*Exercise task*
Find all lines in the listing that include the word "Keystut", then copy them.

*Material for the task*
--- --- ---

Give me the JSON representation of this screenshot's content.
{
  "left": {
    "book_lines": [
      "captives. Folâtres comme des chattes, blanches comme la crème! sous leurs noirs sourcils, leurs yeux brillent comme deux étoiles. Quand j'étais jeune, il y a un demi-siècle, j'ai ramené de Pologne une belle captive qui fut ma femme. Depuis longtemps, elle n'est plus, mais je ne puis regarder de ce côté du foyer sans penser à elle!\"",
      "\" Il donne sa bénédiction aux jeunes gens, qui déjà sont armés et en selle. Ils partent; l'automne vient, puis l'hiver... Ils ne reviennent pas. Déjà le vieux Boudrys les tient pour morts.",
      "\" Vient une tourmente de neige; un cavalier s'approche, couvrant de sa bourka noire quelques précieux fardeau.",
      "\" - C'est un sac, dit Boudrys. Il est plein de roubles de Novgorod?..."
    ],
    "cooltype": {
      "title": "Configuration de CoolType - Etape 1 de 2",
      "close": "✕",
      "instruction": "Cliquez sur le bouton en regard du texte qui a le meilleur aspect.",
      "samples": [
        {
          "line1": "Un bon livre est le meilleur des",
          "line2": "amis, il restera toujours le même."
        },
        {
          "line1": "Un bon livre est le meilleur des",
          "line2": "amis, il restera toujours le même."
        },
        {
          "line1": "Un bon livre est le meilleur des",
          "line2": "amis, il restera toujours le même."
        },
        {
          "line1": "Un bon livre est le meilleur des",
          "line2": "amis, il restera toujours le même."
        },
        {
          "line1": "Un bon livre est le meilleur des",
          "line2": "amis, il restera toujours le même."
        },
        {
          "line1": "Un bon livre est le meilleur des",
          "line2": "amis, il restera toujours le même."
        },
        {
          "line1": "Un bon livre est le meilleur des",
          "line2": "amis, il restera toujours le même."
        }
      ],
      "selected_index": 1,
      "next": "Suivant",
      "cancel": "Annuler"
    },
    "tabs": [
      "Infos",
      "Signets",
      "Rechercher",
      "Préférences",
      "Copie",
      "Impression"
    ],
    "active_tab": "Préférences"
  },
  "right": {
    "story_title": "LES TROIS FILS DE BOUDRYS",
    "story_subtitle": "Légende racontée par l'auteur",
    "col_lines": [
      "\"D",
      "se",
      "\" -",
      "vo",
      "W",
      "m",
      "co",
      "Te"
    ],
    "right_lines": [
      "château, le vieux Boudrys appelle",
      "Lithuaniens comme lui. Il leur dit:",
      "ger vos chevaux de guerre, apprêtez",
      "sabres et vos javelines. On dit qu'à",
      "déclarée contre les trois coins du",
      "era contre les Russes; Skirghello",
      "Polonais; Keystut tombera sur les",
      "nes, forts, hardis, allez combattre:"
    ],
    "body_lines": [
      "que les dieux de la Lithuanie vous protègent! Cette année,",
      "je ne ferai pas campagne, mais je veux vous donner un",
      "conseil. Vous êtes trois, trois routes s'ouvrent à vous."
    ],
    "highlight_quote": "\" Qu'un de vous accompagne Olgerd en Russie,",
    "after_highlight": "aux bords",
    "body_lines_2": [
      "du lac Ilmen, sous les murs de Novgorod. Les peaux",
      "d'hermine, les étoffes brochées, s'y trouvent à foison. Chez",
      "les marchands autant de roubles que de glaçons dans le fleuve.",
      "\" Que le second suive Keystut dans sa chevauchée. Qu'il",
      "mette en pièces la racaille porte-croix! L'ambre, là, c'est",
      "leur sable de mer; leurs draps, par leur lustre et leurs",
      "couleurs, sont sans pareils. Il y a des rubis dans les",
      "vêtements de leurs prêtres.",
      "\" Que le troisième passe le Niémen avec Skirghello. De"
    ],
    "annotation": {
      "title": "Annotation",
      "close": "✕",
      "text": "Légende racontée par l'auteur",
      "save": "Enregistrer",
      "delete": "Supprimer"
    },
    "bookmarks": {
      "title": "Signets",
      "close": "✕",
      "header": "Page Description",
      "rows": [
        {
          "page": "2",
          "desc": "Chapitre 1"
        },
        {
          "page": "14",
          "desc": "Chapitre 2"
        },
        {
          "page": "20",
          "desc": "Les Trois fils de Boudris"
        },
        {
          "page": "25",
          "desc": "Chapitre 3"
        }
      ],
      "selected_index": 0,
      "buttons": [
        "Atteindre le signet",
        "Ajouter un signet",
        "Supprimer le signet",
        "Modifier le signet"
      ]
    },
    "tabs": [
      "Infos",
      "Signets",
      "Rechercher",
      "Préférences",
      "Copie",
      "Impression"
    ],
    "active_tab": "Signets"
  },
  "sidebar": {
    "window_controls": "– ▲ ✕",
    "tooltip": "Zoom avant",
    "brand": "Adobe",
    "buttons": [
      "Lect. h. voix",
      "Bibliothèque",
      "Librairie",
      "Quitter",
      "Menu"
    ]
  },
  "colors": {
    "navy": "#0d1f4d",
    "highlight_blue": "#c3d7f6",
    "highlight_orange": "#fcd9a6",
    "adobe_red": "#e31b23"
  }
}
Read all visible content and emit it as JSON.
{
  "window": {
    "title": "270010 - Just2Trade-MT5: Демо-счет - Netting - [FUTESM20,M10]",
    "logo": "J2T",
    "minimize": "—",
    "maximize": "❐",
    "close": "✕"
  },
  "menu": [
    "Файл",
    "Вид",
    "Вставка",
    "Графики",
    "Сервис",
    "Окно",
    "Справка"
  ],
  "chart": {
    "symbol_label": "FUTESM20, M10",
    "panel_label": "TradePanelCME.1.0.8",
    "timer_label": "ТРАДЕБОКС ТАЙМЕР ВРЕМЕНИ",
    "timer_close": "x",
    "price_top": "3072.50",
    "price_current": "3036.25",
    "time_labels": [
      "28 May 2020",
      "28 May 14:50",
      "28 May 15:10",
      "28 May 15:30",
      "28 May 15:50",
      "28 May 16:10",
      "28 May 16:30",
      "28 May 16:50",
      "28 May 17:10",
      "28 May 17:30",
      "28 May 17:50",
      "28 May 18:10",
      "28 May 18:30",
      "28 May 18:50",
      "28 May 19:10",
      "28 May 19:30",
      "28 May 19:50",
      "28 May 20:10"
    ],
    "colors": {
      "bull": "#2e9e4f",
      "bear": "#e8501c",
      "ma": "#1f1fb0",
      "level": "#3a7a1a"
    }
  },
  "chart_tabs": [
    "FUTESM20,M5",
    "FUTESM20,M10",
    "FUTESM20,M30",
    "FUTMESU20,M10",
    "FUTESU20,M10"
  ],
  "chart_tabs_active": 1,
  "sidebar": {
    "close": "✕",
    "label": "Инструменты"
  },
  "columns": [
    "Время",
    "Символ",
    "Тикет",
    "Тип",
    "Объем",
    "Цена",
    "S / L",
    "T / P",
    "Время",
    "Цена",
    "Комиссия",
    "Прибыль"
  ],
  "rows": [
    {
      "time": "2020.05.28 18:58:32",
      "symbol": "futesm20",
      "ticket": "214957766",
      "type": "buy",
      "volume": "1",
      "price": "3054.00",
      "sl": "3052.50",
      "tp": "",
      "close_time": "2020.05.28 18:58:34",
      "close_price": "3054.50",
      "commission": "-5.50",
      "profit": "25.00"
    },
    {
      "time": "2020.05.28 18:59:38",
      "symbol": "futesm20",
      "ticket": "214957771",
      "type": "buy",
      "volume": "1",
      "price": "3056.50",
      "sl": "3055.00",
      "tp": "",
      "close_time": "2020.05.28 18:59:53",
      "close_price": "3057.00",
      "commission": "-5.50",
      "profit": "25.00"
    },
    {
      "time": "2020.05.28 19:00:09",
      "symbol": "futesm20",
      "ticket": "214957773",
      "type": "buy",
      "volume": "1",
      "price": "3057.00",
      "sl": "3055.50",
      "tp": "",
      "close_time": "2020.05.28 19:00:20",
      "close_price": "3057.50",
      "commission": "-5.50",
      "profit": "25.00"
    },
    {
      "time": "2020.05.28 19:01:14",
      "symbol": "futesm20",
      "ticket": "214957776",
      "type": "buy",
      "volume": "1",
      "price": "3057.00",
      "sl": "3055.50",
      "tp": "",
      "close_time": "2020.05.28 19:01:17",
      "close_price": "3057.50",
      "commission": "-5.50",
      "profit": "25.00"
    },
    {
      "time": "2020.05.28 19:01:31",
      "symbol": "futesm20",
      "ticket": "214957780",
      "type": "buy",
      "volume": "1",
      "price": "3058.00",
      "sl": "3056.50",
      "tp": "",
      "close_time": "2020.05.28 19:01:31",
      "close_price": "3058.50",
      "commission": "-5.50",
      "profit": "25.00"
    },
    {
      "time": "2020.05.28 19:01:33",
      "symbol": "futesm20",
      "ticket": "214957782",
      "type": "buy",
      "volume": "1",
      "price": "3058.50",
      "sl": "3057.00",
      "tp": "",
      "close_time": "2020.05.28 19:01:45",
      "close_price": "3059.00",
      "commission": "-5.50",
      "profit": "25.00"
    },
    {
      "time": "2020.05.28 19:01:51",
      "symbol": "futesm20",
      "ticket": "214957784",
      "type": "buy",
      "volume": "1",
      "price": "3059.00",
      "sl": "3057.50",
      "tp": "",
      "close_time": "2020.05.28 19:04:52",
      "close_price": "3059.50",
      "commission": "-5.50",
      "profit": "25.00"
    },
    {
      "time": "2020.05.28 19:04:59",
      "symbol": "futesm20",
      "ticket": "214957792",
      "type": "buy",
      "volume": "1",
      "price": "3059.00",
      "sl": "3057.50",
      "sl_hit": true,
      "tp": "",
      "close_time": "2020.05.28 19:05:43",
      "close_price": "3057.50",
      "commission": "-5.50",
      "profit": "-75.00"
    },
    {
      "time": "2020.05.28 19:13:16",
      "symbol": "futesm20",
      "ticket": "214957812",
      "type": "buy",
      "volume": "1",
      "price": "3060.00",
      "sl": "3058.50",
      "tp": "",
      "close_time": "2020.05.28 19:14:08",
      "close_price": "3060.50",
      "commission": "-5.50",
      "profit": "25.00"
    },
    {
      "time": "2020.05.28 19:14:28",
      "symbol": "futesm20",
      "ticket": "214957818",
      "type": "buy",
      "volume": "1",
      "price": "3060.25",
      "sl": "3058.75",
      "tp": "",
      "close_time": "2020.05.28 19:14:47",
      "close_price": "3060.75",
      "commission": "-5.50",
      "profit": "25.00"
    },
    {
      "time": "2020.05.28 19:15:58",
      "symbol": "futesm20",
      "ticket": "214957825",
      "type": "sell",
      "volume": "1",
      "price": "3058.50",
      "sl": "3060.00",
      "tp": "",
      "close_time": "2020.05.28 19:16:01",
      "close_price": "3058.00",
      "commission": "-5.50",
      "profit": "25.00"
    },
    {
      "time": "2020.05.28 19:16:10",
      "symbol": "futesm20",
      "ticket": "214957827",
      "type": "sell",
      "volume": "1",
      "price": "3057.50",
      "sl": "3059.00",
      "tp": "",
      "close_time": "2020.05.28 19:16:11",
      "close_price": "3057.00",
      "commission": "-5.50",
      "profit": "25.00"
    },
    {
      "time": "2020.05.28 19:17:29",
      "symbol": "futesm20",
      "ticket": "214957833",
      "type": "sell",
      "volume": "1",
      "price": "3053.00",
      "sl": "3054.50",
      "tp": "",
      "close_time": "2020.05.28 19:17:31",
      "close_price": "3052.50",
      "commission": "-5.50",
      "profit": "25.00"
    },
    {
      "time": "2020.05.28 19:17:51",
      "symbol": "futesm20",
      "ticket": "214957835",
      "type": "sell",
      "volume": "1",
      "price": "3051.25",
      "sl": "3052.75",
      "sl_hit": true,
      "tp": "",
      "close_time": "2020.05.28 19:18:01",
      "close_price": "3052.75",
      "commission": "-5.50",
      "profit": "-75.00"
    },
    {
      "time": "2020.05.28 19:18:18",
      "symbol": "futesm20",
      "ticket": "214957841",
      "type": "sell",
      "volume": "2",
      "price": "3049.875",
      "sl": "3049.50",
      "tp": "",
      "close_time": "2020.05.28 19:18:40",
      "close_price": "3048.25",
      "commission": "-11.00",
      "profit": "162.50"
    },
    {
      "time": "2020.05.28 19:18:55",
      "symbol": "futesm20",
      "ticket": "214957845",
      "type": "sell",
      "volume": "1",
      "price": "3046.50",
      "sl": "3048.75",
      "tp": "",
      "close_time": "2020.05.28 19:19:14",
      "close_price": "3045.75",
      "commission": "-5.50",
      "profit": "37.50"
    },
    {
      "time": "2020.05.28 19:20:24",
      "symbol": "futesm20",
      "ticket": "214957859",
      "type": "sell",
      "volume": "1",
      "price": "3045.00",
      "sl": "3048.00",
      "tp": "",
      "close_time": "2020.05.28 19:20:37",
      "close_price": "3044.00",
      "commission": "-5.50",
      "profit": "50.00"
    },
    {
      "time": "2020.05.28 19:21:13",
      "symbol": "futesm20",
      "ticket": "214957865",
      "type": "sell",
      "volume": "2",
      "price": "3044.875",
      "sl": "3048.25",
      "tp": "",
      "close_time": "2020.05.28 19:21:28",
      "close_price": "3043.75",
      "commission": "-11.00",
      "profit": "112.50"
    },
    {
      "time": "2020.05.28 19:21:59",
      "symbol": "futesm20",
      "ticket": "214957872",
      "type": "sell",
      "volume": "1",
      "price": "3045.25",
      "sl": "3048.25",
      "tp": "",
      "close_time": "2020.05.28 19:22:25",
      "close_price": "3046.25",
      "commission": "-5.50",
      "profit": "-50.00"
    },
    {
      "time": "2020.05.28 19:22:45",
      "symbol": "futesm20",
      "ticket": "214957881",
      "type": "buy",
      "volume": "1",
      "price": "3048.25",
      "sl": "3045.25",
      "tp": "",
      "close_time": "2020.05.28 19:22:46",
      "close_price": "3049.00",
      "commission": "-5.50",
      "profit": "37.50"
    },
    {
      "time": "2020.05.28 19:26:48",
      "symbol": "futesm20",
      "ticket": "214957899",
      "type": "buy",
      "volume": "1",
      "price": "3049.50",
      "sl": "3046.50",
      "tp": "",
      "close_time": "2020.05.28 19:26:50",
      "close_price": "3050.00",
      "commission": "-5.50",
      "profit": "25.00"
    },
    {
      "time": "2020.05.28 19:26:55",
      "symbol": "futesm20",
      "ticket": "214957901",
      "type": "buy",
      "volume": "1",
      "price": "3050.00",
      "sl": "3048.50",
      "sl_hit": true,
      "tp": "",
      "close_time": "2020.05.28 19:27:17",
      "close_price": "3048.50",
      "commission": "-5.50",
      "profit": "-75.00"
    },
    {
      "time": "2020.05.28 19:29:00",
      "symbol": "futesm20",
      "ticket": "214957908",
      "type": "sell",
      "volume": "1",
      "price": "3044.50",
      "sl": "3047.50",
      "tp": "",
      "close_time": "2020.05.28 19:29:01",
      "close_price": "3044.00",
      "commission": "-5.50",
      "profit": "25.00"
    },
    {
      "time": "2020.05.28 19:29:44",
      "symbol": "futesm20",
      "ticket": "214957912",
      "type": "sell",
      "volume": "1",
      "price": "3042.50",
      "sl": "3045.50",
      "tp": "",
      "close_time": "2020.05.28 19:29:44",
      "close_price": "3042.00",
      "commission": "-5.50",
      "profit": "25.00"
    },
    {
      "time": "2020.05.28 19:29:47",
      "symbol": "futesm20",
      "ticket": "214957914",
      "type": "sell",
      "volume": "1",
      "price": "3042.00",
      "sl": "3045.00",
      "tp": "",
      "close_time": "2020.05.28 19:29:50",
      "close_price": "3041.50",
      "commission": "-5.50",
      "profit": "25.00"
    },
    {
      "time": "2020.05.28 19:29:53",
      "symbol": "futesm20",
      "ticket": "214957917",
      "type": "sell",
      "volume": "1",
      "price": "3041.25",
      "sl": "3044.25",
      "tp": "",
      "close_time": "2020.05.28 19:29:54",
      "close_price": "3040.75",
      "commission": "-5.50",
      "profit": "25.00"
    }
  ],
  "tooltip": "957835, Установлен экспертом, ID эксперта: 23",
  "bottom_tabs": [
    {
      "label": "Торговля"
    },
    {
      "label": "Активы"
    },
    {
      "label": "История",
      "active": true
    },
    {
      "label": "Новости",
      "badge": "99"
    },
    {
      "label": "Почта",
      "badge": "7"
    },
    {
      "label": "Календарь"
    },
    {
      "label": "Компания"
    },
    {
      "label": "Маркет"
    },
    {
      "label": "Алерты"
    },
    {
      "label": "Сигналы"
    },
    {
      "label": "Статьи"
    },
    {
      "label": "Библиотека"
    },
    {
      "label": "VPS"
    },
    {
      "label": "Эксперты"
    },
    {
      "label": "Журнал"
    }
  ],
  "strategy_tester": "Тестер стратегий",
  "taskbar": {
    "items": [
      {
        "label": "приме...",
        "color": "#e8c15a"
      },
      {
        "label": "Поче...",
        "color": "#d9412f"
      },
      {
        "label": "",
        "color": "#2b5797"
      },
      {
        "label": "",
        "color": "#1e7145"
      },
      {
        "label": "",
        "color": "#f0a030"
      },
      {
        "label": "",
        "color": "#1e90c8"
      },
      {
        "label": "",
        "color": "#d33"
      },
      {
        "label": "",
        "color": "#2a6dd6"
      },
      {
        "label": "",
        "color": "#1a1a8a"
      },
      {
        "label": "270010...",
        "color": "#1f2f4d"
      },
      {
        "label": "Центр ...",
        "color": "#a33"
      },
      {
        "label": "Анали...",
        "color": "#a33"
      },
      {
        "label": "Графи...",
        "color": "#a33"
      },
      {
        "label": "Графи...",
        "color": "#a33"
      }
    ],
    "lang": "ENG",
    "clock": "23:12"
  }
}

--- --- ---

*Exercise output*
      "Polonais; Keystut tombera sur les",
      "\" Que le second suive Keystut dans sa chevauchée. Qu'il",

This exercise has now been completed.